SET EXERCISE: The entries need to be copied exactly.

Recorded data
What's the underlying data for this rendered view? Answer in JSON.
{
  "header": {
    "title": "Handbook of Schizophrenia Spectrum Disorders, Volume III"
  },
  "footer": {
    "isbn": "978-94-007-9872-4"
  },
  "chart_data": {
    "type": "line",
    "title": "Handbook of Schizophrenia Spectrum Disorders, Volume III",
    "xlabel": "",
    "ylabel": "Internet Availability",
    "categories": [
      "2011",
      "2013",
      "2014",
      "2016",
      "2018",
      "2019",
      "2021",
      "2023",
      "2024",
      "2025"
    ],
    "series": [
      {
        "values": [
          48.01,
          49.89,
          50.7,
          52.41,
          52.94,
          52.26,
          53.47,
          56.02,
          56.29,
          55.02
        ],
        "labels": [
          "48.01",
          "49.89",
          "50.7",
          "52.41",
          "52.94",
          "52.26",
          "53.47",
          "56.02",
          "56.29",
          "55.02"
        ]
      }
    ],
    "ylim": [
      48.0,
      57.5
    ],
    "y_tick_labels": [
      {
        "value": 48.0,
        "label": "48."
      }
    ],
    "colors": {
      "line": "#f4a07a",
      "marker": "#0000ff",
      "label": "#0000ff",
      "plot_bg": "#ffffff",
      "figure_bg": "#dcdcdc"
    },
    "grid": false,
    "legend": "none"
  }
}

OUTPUT OF THE EXERCISE:
What's the underlying data for this rendered view? Answer in JSON.
{
  "header": {
    "title": "Handbook of Schizophrenia Spectrum Disorders, Volume III"
  },
  "footer": {
    "isbn": "978-94-007-9872-4"
  },
  "chart_data": {
    "type": "line",
    "title": "Handbook of Schizophrenia Spectrum Disorders, Volume III",
    "xlabel": "",
    "ylabel": "Internet Availability",
    "categories": [
      "2011",
      "2013",
      "2014",
      "2016",
      "2018",
      "2019",
      "2021",
      "2023",
      "2024",
      "2025"
    ],
    "series": [
      {
        "values": [
          48.01,
          49.89,
          50.7,
          52.41,
          52.94,
          52.26,
          53.47,
          56.02,
          56.29,
          55.02
        ],
        "labels": [
          "48.01",
          "49.89",
          "50.7",
          "52.41",
          "52.94",
          "52.26",
          "53.47",
          "56.02",
          "56.29",
          "55.02"
        ]
      }
    ],
    "ylim": [
      48.0,
      57.5
    ],
    "y_tick_labels": [
      {
        "value": 48.0,
        "label": "48."
      }
    ],
    "colors": {
      "line": "#f4a07a",
      "marker": "#0000ff",
      "label": "#0000ff",
      "plot_bg": "#ffffff",
      "figure_bg": "#dcdcdc"
    },
    "grid": false,
    "legend": "none"
  }
}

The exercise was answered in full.